THE DATA >>
++++++++++++++++++++

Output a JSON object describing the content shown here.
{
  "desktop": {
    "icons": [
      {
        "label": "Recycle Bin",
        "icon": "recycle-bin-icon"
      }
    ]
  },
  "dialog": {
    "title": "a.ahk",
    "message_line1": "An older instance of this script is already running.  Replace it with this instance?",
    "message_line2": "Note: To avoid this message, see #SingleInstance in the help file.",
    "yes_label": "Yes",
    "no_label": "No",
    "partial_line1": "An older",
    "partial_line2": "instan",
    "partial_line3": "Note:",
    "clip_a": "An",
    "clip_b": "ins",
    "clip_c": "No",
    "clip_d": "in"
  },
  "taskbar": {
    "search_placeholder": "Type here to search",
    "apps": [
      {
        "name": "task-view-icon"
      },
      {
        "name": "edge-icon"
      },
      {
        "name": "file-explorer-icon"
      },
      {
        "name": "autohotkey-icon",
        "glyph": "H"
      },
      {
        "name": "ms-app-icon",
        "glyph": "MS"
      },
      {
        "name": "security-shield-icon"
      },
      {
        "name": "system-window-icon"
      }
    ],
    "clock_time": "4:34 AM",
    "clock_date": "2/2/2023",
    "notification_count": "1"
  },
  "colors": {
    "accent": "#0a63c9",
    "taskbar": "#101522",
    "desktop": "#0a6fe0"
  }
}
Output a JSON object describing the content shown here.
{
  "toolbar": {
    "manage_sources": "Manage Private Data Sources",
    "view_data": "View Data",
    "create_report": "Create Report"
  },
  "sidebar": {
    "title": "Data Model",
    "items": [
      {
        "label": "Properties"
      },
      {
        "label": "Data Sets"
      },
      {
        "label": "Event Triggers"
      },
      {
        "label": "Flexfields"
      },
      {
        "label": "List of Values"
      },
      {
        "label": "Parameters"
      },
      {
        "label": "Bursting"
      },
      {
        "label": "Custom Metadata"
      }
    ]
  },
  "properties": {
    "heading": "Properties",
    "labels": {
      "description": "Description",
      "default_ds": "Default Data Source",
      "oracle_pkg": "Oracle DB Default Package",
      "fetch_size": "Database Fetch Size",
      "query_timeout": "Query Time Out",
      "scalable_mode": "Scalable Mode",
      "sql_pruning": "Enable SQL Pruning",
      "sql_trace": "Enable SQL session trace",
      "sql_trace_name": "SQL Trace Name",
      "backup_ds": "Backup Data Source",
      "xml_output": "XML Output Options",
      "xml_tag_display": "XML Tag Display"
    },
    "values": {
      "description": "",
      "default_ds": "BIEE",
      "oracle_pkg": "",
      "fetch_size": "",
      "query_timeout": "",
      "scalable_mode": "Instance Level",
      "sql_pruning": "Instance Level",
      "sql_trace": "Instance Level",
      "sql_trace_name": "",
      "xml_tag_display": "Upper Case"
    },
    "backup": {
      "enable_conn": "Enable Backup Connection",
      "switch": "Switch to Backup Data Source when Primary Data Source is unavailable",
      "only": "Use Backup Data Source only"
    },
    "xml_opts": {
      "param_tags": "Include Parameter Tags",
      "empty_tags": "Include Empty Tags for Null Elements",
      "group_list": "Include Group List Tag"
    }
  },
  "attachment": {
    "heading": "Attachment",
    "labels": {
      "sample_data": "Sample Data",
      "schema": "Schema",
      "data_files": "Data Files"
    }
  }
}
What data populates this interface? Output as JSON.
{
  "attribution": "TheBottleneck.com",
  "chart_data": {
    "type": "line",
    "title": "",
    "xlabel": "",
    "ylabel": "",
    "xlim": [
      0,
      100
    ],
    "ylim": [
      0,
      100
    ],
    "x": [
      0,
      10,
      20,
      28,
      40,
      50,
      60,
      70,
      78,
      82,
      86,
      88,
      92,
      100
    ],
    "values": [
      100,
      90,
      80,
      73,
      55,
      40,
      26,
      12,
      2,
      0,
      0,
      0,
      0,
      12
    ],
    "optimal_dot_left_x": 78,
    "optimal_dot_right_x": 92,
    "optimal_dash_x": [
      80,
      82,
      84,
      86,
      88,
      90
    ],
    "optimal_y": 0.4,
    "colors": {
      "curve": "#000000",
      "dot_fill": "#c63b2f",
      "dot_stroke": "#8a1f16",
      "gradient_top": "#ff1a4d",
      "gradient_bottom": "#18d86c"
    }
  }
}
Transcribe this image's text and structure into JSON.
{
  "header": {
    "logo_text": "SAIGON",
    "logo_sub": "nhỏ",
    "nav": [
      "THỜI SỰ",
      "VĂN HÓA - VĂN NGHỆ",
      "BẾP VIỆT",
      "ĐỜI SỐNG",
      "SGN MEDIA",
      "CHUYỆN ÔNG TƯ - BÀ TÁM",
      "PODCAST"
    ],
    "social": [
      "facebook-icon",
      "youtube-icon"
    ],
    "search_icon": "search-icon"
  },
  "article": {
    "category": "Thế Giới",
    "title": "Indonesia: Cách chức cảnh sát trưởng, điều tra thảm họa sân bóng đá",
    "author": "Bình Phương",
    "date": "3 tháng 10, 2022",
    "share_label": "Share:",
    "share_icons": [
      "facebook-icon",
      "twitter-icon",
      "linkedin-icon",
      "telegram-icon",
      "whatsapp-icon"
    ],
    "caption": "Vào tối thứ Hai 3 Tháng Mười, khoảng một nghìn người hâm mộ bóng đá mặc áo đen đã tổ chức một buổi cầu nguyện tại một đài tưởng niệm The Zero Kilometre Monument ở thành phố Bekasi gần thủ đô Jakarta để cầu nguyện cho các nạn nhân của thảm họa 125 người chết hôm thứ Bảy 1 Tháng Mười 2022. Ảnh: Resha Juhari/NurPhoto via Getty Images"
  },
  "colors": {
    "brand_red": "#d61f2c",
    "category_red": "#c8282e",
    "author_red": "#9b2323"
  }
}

++++++++++++++++++++

WORK REQUIRED >>
Using the records above, pull out each line where the word "description" occurs.

TASK RESPONSE >>
      "description": "Description",
      "description": "",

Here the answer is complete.